## START
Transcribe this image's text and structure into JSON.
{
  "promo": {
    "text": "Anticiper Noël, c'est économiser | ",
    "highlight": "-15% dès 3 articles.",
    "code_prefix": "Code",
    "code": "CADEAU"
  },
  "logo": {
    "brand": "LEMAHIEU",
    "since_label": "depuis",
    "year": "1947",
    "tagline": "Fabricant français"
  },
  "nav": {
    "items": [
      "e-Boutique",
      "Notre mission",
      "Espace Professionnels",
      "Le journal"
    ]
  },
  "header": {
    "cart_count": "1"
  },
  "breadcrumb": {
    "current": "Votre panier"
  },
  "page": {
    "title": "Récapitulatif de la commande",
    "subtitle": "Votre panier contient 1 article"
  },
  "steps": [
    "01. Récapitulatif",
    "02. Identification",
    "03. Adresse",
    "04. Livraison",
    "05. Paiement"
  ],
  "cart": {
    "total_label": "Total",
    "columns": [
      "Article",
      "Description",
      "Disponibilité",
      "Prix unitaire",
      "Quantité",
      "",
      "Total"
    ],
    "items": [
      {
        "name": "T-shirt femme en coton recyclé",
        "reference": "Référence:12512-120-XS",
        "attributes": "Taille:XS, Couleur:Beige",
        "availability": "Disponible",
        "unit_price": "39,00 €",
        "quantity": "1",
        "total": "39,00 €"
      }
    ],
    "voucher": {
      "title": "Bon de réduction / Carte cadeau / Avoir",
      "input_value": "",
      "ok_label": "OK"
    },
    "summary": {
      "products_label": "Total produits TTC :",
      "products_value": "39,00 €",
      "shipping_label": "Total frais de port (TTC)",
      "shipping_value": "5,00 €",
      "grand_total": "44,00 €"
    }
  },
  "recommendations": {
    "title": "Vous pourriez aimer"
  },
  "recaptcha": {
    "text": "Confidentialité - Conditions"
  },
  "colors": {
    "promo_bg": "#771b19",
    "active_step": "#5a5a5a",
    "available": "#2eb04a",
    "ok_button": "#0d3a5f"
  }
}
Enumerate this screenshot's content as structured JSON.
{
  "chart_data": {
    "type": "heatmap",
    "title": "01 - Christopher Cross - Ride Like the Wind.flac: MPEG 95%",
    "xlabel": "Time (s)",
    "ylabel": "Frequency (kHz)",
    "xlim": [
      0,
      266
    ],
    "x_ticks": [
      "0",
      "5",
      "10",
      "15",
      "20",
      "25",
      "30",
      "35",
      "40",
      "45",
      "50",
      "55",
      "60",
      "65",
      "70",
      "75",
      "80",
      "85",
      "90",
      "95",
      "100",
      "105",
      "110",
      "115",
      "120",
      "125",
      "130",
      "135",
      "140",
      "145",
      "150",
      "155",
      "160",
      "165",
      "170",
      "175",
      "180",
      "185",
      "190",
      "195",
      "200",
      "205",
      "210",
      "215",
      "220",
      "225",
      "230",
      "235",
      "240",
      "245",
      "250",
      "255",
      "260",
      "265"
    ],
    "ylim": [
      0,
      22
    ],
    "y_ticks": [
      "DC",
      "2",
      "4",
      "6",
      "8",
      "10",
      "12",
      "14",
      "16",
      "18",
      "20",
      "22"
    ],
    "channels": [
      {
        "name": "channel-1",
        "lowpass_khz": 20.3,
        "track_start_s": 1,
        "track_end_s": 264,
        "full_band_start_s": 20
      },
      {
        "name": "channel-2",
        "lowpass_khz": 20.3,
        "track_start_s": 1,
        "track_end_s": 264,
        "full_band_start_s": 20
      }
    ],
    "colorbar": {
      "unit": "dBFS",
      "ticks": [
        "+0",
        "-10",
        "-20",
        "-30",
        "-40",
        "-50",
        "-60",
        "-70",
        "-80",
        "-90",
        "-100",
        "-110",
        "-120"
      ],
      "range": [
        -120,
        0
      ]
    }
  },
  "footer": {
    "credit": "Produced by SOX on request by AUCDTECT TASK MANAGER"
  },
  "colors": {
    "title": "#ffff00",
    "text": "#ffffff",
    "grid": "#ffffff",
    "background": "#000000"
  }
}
## END
The required output is the number of lines containing the word "JSON", and nothing besides.

2